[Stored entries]
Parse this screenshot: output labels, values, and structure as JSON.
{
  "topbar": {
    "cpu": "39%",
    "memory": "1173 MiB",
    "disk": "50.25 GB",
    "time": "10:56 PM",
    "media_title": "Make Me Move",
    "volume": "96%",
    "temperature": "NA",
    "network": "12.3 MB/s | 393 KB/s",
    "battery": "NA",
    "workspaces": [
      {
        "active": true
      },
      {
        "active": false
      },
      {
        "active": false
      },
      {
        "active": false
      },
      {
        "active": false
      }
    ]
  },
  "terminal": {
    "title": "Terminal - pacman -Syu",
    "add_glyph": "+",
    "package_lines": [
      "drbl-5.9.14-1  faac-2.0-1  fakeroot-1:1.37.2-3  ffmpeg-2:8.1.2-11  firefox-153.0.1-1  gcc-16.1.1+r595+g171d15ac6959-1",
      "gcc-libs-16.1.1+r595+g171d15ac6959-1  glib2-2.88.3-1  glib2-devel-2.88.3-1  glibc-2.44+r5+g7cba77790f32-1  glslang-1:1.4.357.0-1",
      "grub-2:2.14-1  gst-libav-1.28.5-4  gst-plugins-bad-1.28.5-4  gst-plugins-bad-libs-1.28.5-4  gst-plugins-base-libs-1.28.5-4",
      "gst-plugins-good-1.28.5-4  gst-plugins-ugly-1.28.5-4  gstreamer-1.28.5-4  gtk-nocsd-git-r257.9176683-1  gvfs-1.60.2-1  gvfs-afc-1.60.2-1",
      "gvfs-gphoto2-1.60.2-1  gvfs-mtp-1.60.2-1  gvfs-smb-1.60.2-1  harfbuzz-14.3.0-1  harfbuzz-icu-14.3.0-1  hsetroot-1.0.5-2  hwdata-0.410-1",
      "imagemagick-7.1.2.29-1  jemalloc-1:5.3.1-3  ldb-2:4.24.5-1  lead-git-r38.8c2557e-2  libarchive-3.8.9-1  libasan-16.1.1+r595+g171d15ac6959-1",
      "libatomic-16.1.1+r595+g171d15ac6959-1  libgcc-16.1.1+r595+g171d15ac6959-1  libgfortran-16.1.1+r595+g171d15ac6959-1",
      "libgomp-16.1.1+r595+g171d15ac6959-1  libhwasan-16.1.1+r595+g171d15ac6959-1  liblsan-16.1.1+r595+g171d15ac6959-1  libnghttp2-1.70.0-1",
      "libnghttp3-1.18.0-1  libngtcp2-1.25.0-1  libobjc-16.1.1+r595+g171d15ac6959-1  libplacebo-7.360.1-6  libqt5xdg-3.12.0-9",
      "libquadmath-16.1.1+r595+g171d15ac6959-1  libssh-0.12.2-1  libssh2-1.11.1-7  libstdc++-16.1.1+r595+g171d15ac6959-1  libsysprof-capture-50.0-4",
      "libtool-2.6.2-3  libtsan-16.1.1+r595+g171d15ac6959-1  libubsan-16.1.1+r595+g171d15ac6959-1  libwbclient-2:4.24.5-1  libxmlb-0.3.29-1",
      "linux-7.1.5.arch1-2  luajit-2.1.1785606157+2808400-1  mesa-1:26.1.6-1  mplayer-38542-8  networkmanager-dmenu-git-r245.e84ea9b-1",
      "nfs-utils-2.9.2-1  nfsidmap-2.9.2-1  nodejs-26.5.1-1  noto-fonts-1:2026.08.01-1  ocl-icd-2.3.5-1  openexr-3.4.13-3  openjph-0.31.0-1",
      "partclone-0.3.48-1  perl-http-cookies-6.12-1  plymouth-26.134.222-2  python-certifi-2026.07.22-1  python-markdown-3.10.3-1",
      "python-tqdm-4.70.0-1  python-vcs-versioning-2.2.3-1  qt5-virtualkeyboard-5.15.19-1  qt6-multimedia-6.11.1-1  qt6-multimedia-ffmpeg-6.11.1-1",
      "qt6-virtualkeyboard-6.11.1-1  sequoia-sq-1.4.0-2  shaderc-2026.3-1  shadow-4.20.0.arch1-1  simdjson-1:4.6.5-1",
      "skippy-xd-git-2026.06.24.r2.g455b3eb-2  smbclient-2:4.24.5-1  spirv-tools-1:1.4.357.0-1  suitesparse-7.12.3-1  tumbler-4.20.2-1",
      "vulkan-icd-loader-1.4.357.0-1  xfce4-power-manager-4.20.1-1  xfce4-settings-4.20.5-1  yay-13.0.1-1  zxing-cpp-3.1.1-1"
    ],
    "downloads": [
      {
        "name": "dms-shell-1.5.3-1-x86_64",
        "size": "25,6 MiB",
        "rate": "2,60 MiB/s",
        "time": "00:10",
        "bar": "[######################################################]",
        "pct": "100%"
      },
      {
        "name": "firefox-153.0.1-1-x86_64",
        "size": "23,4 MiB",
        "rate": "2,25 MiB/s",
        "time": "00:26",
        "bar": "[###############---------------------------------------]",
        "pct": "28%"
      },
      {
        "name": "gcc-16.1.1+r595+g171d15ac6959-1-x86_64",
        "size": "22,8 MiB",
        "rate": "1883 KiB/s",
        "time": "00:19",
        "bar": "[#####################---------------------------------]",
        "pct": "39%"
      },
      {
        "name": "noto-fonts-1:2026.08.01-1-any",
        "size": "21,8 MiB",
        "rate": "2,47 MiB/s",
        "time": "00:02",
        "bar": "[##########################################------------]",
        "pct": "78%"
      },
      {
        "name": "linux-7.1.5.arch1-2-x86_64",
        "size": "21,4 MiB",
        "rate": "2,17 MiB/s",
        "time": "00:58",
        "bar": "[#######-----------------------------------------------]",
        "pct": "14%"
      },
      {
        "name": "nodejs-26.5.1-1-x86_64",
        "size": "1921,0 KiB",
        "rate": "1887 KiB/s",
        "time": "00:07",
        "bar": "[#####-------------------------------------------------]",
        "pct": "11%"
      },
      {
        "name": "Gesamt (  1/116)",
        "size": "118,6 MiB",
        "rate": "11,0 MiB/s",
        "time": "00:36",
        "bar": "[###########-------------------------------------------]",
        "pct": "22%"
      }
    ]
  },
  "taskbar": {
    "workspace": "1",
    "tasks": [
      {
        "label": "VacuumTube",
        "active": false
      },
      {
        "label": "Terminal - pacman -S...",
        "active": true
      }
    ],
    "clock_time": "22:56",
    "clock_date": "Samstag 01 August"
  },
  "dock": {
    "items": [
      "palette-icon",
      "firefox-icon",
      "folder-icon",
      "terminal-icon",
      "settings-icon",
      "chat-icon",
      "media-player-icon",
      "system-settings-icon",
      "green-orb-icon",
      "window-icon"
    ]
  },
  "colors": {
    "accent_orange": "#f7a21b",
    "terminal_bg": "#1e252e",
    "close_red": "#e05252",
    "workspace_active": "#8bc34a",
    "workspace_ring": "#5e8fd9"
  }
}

• **EXERCISE**: Copy each line containing the word "virtualkeyboard" from the data.

• **FULL OUTPUT**:
      "python-tqdm-4.70.0-1  python-vcs-versioning-2.2.3-1  qt5-virtualkeyboard-5.15.19-1  qt6-multimedia-6.11.1-1  qt6-multimedia-ffmpeg-6.11.1-1",
      "qt6-virtualkeyboard-6.11.1-1  sequoia-sq-1.4.0-2  shaderc-2026.3-1  shadow-4.20.0.arch1-1  simdjson-1:4.6.5-1",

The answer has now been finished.